■ Exercices à réaliser:
- A) Les affirmations suivantes concordent-elles avec le texte sur l’incapacité du mineur ? Répondez par oui ou par non et citez à l’identique les mots du texte qui tranchent. (i) Le Code civil de 1804 confiait au père de famille l’ensemble des pouvoirs sur ses enfants mineurs. (ii) La loi du 4 juin 1970 a remplacé l’autorité parentale par la puissance paternelle. (iii) D’après l’article 388 du Code civil, le mineur n’a pas encore dix-huit ans accomplis.
- B) Restituez sans aucune modification le passage du texte sur l’incapacité du mineur compris entre « La protection accordée » et « se trouver dissocier. », ces deux extraits inclus.

■ Texte source:
^^^^^^^^
Le mineur : incapacité d’exercice, protection juridique

L’incapacité du mineur et sa protection juridique

Deux catégories de personnes sont frappées d’incapacité et méritent, à ce titre, d’une attention toute particulière du droit : le mineur et le majeur placé sous un régime de protection

« Le mineur est l’individu de l’un ou de l’autre sexe qui n’a point encore l’âge de dix-huit ans accomplis » (article 388 du Code civil). En raison de son âge, la loi organise la protection du mineur (I) et frappe celui-ci d’une incapacité générale d’exercice (II).

I. La protection du mineur

La protection accordée par la loi au mineur concerne à la fois sa personne (A) et ses biens (B.)

A. La protection de sa personne

La protection de la personne du mineur est assurée par ceux qui détiennent l’autorité parentale. L’autorité parentale est destinée à protéger l’enfant dans sa sécurité, sa santé et sa moralité (article 371-2 du Code civil). Pour y parvenir, la loi reconnaît certaines prérogatives (2.) aux titulaires de l’autorité parentale (1.)

1) Les titulaires de l’autorité parentale

Le Code civil de 1804 avait confié au père de famille l’ensemble des pouvoirs à l’égard de ses enfants mineurs. La loi du 4 juin 1970 a substitué le concept d’autorité parentale à celle de puissance paternelle. L’autorité parentale appartient au père et à la mère de l’enfant. Néanmoins, il faut distinguer la titularité de l’exercice de l’autorité parentale. Elles peuvent parfois se trouver dissocier.
^^^^^^^^
■ Partie données:
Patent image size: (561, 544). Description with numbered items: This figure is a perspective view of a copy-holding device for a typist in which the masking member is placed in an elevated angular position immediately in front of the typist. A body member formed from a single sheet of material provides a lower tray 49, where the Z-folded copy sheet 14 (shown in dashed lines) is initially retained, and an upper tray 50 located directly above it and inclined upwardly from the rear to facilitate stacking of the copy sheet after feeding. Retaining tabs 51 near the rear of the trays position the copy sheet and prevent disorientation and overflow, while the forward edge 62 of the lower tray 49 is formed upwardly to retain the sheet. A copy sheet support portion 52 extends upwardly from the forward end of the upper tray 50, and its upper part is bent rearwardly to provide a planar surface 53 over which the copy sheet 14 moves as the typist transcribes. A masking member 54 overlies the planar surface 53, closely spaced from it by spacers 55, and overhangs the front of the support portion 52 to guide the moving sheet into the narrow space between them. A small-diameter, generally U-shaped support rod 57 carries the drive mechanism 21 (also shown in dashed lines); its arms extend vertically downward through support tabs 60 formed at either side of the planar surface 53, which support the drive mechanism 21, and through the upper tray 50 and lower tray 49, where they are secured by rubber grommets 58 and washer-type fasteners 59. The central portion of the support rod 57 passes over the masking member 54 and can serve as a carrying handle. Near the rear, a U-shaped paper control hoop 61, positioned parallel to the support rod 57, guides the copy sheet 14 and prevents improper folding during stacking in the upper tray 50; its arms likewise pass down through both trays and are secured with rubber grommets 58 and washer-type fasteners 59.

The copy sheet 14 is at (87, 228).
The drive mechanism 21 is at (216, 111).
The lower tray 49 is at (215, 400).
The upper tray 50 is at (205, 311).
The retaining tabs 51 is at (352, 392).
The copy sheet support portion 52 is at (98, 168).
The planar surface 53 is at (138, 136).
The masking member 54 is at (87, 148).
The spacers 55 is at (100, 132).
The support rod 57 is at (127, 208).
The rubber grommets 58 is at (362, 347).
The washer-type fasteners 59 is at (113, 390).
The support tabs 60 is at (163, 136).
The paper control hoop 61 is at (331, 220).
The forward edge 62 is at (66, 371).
^^^^^^^^
■ Corrigé des exercices:
- A)
(i) Oui : « Le Code civil de 1804 avait confié au père de famille l’ensemble des pouvoirs à l’égard de ses enfants mineurs. »
(ii) Non : « La loi du 4 juin 1970 a substitué le concept d’autorité parentale à celle de puissance paternelle. »
(iii) Oui : « qui n’a point encore l’âge de dix-huit ans accomplis »

- B)
La protection accordée par la loi au mineur concerne à la fois sa personne (A) et ses biens (B.)

A. La protection de sa personne

La protection de la personne du mineur est assurée par ceux qui détiennent l’autorité parentale. L’autorité parentale est destinée à protéger l’enfant dans sa sécurité, sa santé et sa moralité (article 371-2 du Code civil). Pour y parvenir, la loi reconnaît certaines prérogatives (2.) aux titulaires de l’autorité parentale (1.)

1) Les titulaires de l’autorité parentale

Le Code civil de 1804 avait confié au père de famille l’ensemble des pouvoirs à l’égard de ses enfants mineurs. La loi du 4 juin 1970 a substitué le concept d’autorité parentale à celle de puissance paternelle. L’autorité parentale appartient au père et à la mère de l’enfant. Néanmoins, il faut distinguer la titularité de l’exercice de l’autorité parentale. Elles peuvent parfois se trouver dissocier.